Set task ::
Find the lines in these entries that include the word "Show" and state how many there are, with no other words.

Given entries ::
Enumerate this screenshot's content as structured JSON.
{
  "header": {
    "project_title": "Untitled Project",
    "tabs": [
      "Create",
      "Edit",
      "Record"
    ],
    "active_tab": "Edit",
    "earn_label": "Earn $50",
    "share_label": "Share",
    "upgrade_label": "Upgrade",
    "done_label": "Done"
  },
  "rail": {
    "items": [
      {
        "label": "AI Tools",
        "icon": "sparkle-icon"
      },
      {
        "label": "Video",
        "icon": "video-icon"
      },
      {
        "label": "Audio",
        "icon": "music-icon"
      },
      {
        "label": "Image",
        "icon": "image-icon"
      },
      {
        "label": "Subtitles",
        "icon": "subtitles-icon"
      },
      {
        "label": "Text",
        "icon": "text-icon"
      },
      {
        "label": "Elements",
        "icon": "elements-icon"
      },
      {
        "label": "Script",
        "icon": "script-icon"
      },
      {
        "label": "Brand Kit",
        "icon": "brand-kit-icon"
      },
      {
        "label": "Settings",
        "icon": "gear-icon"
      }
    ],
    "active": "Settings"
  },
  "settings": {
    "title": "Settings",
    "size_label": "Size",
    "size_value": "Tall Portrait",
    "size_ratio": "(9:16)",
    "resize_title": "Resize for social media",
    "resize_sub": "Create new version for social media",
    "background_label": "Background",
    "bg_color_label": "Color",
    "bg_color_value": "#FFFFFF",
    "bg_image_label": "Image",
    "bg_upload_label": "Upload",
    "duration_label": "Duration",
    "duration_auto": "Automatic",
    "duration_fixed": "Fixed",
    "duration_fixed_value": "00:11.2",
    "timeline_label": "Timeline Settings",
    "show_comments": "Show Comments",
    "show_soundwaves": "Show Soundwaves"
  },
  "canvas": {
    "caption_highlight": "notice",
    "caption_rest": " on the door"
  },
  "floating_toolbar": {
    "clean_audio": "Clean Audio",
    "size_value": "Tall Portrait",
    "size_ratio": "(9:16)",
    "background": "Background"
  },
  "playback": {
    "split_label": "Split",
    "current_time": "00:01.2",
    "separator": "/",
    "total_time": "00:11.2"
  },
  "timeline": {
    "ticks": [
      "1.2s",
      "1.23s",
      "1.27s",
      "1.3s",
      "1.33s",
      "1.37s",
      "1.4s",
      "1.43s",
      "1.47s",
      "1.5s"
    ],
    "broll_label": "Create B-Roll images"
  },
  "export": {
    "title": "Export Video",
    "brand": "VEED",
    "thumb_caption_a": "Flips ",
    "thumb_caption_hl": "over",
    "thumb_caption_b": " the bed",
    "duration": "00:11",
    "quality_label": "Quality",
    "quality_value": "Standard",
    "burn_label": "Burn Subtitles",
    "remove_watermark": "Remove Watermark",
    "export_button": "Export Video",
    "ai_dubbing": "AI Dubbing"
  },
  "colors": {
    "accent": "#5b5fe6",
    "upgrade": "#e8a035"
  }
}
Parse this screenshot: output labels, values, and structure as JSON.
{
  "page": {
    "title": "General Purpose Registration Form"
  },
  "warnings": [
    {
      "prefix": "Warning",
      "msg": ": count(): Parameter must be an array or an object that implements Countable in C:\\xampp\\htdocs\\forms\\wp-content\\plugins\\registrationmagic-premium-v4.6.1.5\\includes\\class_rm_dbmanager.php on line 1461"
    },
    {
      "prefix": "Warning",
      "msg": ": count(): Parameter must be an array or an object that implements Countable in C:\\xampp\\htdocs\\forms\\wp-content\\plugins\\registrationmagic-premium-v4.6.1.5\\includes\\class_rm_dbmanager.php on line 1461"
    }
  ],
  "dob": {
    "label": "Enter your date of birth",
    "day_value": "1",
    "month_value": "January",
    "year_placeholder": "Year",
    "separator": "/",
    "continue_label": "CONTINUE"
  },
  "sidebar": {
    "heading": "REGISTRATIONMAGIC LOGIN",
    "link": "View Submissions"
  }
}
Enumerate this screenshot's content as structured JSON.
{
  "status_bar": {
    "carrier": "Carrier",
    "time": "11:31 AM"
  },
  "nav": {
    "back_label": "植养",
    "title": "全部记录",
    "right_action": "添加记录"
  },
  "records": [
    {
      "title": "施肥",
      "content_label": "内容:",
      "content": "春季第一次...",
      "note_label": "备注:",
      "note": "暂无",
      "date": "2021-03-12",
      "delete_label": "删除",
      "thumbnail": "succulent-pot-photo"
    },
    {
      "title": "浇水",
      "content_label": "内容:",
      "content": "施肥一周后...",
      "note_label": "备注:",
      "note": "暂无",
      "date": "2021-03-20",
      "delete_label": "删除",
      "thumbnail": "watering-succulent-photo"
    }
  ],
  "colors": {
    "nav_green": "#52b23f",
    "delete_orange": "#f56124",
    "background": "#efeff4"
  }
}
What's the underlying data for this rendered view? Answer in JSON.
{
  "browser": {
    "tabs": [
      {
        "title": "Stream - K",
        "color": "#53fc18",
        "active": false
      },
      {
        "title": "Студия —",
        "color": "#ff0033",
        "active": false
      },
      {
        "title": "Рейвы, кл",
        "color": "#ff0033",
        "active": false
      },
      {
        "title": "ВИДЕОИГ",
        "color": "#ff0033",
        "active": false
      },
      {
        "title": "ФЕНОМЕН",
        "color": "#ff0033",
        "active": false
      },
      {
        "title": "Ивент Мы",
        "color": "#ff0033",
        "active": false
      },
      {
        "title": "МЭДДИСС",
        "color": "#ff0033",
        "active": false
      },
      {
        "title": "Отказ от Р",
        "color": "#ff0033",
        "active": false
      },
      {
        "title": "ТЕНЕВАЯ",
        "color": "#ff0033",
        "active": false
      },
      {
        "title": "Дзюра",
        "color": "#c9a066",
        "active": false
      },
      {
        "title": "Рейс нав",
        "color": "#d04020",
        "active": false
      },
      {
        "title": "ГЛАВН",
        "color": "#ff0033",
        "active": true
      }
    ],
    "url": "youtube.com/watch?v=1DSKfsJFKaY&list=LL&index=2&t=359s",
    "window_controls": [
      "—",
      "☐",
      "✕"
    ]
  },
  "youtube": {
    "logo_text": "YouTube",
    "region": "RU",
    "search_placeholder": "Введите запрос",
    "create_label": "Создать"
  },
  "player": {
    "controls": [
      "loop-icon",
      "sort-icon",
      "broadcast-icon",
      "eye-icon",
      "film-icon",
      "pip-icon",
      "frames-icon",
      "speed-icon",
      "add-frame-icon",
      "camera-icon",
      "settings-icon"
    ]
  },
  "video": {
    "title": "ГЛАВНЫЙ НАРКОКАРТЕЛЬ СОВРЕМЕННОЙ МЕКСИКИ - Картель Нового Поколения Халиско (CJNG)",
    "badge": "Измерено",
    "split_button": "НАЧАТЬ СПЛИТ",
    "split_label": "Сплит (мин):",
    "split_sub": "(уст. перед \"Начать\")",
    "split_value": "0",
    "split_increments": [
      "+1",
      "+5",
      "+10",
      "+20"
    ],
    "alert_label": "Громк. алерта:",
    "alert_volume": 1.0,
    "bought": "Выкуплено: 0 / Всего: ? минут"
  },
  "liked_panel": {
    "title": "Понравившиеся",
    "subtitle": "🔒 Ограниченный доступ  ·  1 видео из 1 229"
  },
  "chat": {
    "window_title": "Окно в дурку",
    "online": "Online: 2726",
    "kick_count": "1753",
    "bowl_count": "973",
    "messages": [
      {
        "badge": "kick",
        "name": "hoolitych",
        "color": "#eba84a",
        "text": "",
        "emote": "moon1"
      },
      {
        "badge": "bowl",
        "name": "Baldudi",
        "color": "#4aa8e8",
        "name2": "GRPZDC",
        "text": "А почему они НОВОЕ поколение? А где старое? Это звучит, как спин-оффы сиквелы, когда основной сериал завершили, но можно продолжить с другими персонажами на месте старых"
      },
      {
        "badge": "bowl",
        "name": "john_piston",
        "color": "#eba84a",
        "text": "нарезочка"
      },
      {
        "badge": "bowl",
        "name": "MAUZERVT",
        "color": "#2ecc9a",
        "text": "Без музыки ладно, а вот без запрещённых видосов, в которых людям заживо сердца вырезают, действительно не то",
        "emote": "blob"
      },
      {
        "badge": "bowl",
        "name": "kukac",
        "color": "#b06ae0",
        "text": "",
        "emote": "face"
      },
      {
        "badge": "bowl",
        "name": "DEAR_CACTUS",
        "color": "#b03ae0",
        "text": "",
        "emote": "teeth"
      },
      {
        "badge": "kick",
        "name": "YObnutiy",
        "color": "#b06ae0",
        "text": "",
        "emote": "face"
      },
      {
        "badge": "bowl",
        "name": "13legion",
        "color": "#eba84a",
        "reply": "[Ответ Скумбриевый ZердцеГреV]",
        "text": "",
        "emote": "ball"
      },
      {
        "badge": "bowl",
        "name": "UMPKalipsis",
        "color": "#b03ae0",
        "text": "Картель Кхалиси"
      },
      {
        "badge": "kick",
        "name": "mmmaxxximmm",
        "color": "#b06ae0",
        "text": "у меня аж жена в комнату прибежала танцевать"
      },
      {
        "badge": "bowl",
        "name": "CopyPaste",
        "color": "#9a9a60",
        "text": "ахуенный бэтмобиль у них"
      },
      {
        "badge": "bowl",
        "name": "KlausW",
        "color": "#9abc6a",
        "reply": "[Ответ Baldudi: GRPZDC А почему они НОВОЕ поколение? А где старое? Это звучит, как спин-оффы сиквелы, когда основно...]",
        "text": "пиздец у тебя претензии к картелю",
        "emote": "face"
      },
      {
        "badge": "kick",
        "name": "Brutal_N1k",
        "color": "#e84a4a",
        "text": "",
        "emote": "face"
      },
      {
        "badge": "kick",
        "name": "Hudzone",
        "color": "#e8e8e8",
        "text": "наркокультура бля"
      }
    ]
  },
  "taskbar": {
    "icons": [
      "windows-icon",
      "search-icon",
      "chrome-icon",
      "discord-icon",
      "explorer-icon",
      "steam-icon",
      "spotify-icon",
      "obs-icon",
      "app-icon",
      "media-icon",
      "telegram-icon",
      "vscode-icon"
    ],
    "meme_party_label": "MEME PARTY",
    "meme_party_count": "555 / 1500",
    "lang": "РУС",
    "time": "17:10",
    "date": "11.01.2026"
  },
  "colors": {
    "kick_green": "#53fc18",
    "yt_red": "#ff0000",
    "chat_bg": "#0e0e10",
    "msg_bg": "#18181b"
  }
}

Result of the exercise ::
2